Items from a data source –
• • • • • • •

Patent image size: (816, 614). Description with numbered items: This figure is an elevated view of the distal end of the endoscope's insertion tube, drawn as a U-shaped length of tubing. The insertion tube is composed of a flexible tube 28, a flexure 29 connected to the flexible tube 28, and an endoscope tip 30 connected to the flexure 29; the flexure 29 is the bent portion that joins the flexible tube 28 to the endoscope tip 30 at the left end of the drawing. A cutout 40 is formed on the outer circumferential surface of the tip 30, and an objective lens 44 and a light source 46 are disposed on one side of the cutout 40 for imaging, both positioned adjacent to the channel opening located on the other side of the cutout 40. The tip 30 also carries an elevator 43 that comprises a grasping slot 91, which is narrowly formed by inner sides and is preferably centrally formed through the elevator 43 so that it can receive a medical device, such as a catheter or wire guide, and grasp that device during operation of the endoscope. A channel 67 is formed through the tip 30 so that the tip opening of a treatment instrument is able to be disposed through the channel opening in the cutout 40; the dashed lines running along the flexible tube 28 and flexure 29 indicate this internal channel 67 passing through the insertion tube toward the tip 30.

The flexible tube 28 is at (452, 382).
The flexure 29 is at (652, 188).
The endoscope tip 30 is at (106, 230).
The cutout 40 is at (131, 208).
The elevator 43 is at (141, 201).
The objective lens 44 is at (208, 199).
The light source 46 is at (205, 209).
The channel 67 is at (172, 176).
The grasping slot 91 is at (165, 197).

• • • • • • •

Copy each of the entries above word for word, line for line.

Answer below –
Patent image size: (816, 614). Description with numbered items: This figure is an elevated view of the distal end of the endoscope's insertion tube, drawn as a U-shaped length of tubing. The insertion tube is composed of a flexible tube 28, a flexure 29 connected to the flexible tube 28, and an endoscope tip 30 connected to the flexure 29; the flexure 29 is the bent portion that joins the flexible tube 28 to the endoscope tip 30 at the left end of the drawing. A cutout 40 is formed on the outer circumferential surface of the tip 30, and an objective lens 44 and a light source 46 are disposed on one side of the cutout 40 for imaging, both positioned adjacent to the channel opening located on the other side of the cutout 40. The tip 30 also carries an elevator 43 that comprises a grasping slot 91, which is narrowly formed by inner sides and is preferably centrally formed through the elevator 43 so that it can receive a medical device, such as a catheter or wire guide, and grasp that device during operation of the endoscope. A channel 67 is formed through the tip 30 so that the tip opening of a treatment instrument is able to be disposed through the channel opening in the cutout 40; the dashed lines running along the flexible tube 28 and flexure 29 indicate this internal channel 67 passing through the insertion tube toward the tip 30.

The flexible tube 28 is at (452, 382).
The flexure 29 is at (652, 188).
The endoscope tip 30 is at (106, 230).
The cutout 40 is at (131, 208).
The elevator 43 is at (141, 201).
The objective lens 44 is at (208, 199).
The light source 46 is at (205, 209).
The channel 67 is at (172, 176).
The grasping slot 91 is at (165, 197).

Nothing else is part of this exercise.